**TASK DETAILS:** Among the lines below, how many carry the string "page"? Reply with a number and nothing else.
[start]
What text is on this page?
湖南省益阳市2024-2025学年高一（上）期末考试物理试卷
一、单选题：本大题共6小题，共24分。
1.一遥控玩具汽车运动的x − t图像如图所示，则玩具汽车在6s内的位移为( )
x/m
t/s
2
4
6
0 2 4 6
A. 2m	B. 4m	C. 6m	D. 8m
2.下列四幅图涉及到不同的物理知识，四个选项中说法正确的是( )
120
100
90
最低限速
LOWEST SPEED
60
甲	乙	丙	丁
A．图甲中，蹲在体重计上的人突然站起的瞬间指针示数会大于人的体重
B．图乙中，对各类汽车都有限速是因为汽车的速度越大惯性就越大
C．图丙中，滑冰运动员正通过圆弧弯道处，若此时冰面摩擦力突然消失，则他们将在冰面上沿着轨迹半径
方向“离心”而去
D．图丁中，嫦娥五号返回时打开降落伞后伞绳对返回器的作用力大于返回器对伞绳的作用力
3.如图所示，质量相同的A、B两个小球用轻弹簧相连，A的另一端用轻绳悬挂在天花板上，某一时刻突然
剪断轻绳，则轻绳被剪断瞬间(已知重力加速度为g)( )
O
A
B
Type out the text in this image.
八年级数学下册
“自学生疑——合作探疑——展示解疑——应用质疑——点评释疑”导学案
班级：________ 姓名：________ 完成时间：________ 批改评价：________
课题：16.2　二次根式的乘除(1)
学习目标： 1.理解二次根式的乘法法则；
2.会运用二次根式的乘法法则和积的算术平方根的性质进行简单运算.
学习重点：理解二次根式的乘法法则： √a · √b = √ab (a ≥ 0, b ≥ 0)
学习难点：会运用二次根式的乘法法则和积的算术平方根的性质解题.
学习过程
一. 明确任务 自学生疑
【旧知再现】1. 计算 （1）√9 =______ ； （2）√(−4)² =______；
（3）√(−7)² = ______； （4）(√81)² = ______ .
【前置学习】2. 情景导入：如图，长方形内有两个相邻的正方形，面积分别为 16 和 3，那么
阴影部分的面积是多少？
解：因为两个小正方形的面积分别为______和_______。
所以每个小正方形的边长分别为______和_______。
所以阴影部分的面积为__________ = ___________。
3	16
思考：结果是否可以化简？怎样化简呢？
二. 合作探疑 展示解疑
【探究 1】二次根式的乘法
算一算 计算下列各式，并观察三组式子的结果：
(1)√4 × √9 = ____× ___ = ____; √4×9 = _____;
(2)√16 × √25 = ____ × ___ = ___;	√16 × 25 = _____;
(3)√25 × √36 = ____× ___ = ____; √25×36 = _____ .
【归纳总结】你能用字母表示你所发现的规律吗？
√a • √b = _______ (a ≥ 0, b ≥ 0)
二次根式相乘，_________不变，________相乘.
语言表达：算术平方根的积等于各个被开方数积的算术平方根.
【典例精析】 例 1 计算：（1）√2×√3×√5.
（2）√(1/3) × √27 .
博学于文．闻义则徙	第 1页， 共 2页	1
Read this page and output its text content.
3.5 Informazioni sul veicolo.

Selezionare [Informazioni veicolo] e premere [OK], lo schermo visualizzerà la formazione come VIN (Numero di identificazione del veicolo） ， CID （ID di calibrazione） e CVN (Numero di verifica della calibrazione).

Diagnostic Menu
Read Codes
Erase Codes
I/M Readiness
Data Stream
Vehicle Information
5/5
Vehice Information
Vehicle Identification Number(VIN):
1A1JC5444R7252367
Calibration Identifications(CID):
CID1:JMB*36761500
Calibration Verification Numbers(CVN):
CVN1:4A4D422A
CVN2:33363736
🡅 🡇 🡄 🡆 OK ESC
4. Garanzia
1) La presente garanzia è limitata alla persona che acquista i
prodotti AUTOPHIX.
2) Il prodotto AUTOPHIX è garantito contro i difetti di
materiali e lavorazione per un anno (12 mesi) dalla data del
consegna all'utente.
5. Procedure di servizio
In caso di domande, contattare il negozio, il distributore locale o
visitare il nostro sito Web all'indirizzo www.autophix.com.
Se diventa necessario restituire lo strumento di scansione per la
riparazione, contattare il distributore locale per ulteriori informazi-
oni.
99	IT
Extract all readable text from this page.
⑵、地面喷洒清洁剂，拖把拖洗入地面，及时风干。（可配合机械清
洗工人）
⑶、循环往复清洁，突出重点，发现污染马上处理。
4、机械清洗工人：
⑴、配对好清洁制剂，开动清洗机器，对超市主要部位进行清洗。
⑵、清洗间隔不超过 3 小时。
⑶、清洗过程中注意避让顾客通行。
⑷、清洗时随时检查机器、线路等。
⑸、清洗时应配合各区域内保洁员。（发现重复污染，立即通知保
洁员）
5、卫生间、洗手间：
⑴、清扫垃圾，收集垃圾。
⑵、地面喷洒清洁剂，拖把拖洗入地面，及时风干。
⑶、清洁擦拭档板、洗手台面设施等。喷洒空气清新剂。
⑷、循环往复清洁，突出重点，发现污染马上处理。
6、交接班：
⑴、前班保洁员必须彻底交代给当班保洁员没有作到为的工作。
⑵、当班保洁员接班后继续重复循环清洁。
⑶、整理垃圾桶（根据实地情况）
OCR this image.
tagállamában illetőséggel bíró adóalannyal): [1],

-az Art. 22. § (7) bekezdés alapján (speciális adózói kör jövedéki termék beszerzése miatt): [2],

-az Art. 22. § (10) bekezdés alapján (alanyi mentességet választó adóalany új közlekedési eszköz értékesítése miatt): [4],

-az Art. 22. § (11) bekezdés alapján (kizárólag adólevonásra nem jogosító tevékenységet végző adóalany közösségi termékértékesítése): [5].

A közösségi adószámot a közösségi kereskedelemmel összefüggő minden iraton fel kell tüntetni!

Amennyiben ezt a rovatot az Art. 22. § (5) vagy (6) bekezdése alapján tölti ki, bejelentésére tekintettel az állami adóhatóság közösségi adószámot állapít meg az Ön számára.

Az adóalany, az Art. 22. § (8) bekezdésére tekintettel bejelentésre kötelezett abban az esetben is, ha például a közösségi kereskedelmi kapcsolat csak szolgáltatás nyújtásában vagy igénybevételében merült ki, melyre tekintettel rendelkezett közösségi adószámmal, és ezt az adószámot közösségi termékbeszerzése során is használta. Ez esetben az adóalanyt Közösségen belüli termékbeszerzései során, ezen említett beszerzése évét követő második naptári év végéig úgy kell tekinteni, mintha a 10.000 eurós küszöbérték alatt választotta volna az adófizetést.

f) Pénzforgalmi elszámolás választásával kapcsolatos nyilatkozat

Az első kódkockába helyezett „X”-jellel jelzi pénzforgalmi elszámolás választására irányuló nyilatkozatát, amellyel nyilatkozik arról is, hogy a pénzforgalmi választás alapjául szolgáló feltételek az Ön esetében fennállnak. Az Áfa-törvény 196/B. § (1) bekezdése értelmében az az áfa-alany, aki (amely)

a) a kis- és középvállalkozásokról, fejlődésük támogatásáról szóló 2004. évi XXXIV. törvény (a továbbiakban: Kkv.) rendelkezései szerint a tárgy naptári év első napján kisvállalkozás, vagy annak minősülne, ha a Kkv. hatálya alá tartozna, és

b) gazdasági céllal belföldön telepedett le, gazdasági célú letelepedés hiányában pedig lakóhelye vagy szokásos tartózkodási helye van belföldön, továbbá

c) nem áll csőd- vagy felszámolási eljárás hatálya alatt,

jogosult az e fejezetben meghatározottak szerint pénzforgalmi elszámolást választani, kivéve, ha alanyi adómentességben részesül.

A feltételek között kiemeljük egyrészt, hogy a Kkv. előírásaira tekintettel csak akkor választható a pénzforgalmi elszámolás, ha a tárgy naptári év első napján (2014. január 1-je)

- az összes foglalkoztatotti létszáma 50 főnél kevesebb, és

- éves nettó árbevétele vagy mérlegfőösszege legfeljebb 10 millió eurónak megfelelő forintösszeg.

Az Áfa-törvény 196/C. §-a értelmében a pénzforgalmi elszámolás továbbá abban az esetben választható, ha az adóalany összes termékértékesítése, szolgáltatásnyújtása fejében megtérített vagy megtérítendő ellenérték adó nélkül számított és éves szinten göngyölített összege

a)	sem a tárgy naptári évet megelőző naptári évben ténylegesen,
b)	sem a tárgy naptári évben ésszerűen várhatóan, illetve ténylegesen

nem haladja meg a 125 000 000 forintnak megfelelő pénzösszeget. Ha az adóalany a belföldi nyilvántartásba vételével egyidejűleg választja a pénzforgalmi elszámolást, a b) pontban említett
[end]
**TASK RESULT:** 3